Task directions:
Write out every line of the material below verbatim, leaving out the pictures.

[Records excerpted from a collection]
* * * * *

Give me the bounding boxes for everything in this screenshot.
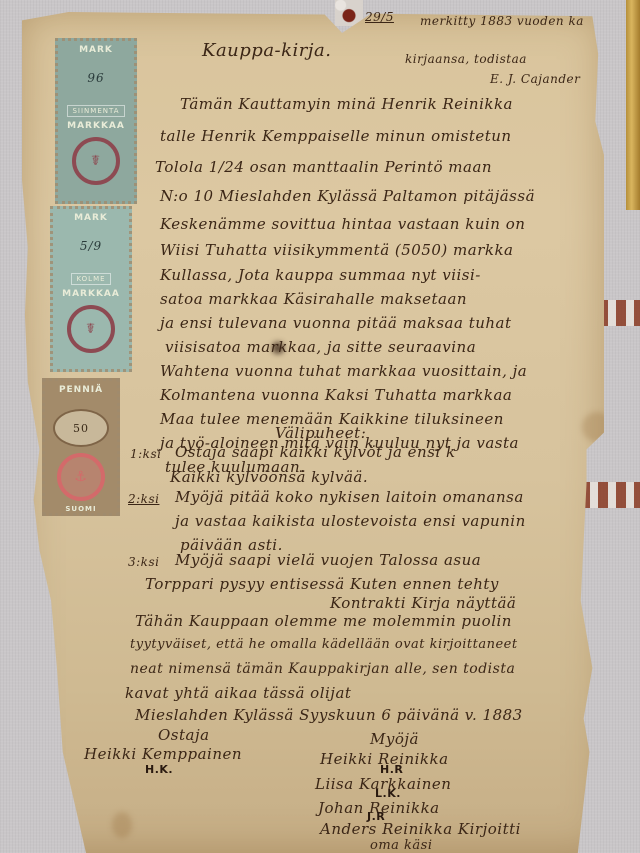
seal-icon: ⚓ xyxy=(57,453,105,501)
registry-note-1: merkitty 1883 vuoden ka xyxy=(420,14,584,28)
body-line: Tolola 1/24 osan manttaalin Perintö maan xyxy=(155,158,492,176)
stamp-bottom-label: MARKKAA xyxy=(67,121,125,131)
stamp-label: MARK xyxy=(74,213,108,223)
condition-marker: 3:ksi xyxy=(128,555,159,569)
stamp-bottom-label: MARKKAA xyxy=(62,289,120,299)
buyer-initials: H.K. xyxy=(145,763,173,776)
stamp-band: KOLME xyxy=(71,273,110,285)
body-line: N:o 10 Mieslahden Kylässä Paltamon pitäj… xyxy=(160,187,535,205)
condition-line: Ostaja saapi kaikki kylvöt ja ensi k xyxy=(175,443,456,461)
seller-heading: Myöjä xyxy=(370,730,419,748)
conditions-heading: Välipuheet: xyxy=(275,424,366,442)
registry-note-2: kirjaansa, todistaa xyxy=(405,52,527,66)
buyer-heading: Ostaja xyxy=(158,726,210,744)
stamp-band: SIINMENTA xyxy=(67,105,124,117)
contract-line: tyytyväiset, että he omalla kädellään ov… xyxy=(130,637,518,652)
condition-line: Kaikki kylvöönsä kylvää. xyxy=(170,468,368,486)
closing-note: oma käsi xyxy=(370,838,433,853)
condition-marker: 2:ksi xyxy=(128,492,159,506)
stamp-label: PENNIÄ xyxy=(59,385,103,395)
body-line: ja ensi tulevana vuonna pitää maksaa tuh… xyxy=(160,314,512,332)
contract-line: kavat yhtä aikaa tässä olijat xyxy=(125,684,351,702)
registry-signature: E. J. Cajander xyxy=(490,72,580,86)
stamp-label: MARK xyxy=(79,45,113,55)
buyer-name: Heikki Kemppainen xyxy=(84,745,242,763)
revenue-stamp-1: MARK 96 SIINMENTA MARKKAA ☤ xyxy=(55,38,137,204)
body-line: Tämän Kauttamyin minä Henrik Reinikka xyxy=(180,95,513,113)
seal-icon: ☤ xyxy=(67,305,115,353)
document-title: Kauppa-kirja. xyxy=(202,40,331,61)
contract-line: neat nimensä tämän Kauppakirjan alle, se… xyxy=(130,661,515,677)
body-line: Keskenämme sovittua hintaa vastaan kuin … xyxy=(160,215,525,233)
body-line: talle Henrik Kemppaiselle minun omistetu… xyxy=(160,127,512,145)
revenue-stamp-3: PENNIÄ 50 ⚓ SUOMI xyxy=(42,378,120,516)
stamp-value: 96 xyxy=(70,61,122,95)
lace-trim-right-lower xyxy=(580,482,640,508)
stain xyxy=(112,812,132,838)
registry-number: 29/5 xyxy=(365,10,394,24)
body-line: Kolmantena vuonna Kaksi Tuhatta markkaa xyxy=(160,386,512,404)
stamp-value: 50 xyxy=(53,409,109,447)
body-line: viisisatoa markkaa, ja sitte seuraavina xyxy=(165,338,476,356)
body-line: Wiisi Tuhatta viisikymmentä (5050) markk… xyxy=(160,241,514,259)
place-date: Mieslahden Kylässä Syyskuun 6 päivänä v.… xyxy=(135,706,523,724)
condition-marker: 1:ksi xyxy=(130,447,161,461)
seal-icon: ☤ xyxy=(72,137,120,185)
condition-line: Myöjä saapi vielä vuojen Talossa asua xyxy=(175,551,481,569)
body-line: Kullassa, Jota kauppa summaa nyt viisi- xyxy=(160,266,481,284)
stain xyxy=(582,412,612,442)
contract-line: Kontrakti Kirja näyttää xyxy=(330,594,516,612)
seller-name: Anders Reinikka Kirjoitti xyxy=(320,820,521,838)
body-line: satoa markkaa Käsirahalle maksetaan xyxy=(160,290,467,308)
revenue-stamp-2: MARK 5/9 KOLME MARKKAA ☤ xyxy=(50,206,132,372)
contract-line: Tähän Kauppaan olemme me molemmin puolin xyxy=(135,612,512,630)
gold-frame-edge xyxy=(626,0,640,210)
stamp-value: 5/9 xyxy=(65,229,117,263)
condition-line: Myöjä pitää koko nykisen laitoin omanans… xyxy=(175,488,524,506)
condition-line: Torppari pysyy entisessä Kuten ennen teh… xyxy=(145,575,499,593)
stamp-bottom-label: SUOMI xyxy=(65,505,96,513)
condition-line: ja vastaa kaikista ulostevoista ensi vap… xyxy=(175,512,526,530)
body-line: Wahtena vuonna tuhat markkaa vuosittain,… xyxy=(160,362,527,380)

* * * * *

Expected answer:
Give me the bounding boxes for everything in this screenshot.
seal-icon: ⚓ xyxy=(57,453,105,501)
registry-note-1: merkitty 1883 vuoden ka xyxy=(420,14,584,28)
body-line: Tolola 1/24 osan manttaalin Perintö maan xyxy=(155,158,492,176)
stamp-bottom-label: MARKKAA xyxy=(67,121,125,131)
stamp-label: MARK xyxy=(74,213,108,223)
condition-marker: 3:ksi xyxy=(128,555,159,569)
stamp-bottom-label: MARKKAA xyxy=(62,289,120,299)
buyer-initials: H.K. xyxy=(145,763,173,776)
stamp-band: KOLME xyxy=(71,273,110,285)
body-line: N:o 10 Mieslahden Kylässä Paltamon pitäj… xyxy=(160,187,535,205)
condition-line: Ostaja saapi kaikki kylvöt ja ensi k xyxy=(175,443,456,461)
seller-heading: Myöjä xyxy=(370,730,419,748)
conditions-heading: Välipuheet: xyxy=(275,424,366,442)
registry-note-2: kirjaansa, todistaa xyxy=(405,52,527,66)
buyer-heading: Ostaja xyxy=(158,726,210,744)
stamp-band: SIINMENTA xyxy=(67,105,124,117)
contract-line: tyytyväiset, että he omalla kädellään ov… xyxy=(130,637,518,652)
condition-line: Kaikki kylvöönsä kylvää. xyxy=(170,468,368,486)
closing-note: oma käsi xyxy=(370,838,433,853)
condition-marker: 2:ksi xyxy=(128,492,159,506)
stamp-label: PENNIÄ xyxy=(59,385,103,395)
body-line: ja ensi tulevana vuonna pitää maksaa tuh… xyxy=(160,314,512,332)
contract-line: kavat yhtä aikaa tässä olijat xyxy=(125,684,351,702)
registry-signature: E. J. Cajander xyxy=(490,72,580,86)
stamp-label: MARK xyxy=(79,45,113,55)
buyer-name: Heikki Kemppainen xyxy=(84,745,242,763)
revenue-stamp-1: MARK 96 SIINMENTA MARKKAA ☤ xyxy=(55,38,137,204)
body-line: Tämän Kauttamyin minä Henrik Reinikka xyxy=(180,95,513,113)
seal-icon: ☤ xyxy=(67,305,115,353)
document-title: Kauppa-kirja. xyxy=(202,40,331,61)
contract-line: neat nimensä tämän Kauppakirjan alle, se… xyxy=(130,661,515,677)
body-line: Keskenämme sovittua hintaa vastaan kuin … xyxy=(160,215,525,233)
body-line: talle Henrik Kemppaiselle minun omistetu… xyxy=(160,127,512,145)
revenue-stamp-3: PENNIÄ 50 ⚓ SUOMI xyxy=(42,378,120,516)
stamp-value: 96 xyxy=(70,61,122,95)
lace-trim-right-lower xyxy=(580,482,640,508)
stain xyxy=(112,812,132,838)
registry-number: 29/5 xyxy=(365,10,394,24)
body-line: Kolmantena vuonna Kaksi Tuhatta markkaa xyxy=(160,386,512,404)
stamp-value: 50 xyxy=(53,409,109,447)
body-line: viisisatoa markkaa, ja sitte seuraavina xyxy=(165,338,476,356)
body-line: Wiisi Tuhatta viisikymmentä (5050) markk… xyxy=(160,241,514,259)
place-date: Mieslahden Kylässä Syyskuun 6 päivänä v.… xyxy=(135,706,523,724)
condition-marker: 1:ksi xyxy=(130,447,161,461)
seal-icon: ☤ xyxy=(72,137,120,185)
condition-line: Myöjä saapi vielä vuojen Talossa asua xyxy=(175,551,481,569)
body-line: Kullassa, Jota kauppa summaa nyt viisi- xyxy=(160,266,481,284)
stain xyxy=(582,412,612,442)
contract-line: Kontrakti Kirja näyttää xyxy=(330,594,516,612)
seller-name: Anders Reinikka Kirjoitti xyxy=(320,820,521,838)
body-line: satoa markkaa Käsirahalle maksetaan xyxy=(160,290,467,308)
revenue-stamp-2: MARK 5/9 KOLME MARKKAA ☤ xyxy=(50,206,132,372)
contract-line: Tähän Kauppaan olemme me molemmin puolin xyxy=(135,612,512,630)
gold-frame-edge xyxy=(626,0,640,210)
stamp-value: 5/9 xyxy=(65,229,117,263)
condition-line: Myöjä pitää koko nykisen laitoin omanans… xyxy=(175,488,524,506)
condition-line: Torppari pysyy entisessä Kuten ennen teh… xyxy=(145,575,499,593)
stamp-bottom-label: SUOMI xyxy=(65,505,96,513)
condition-line: ja vastaa kaikista ulostevoista ensi vap… xyxy=(175,512,526,530)
body-line: Wahtena vuonna tuhat markkaa vuosittain,… xyxy=(160,362,527,380)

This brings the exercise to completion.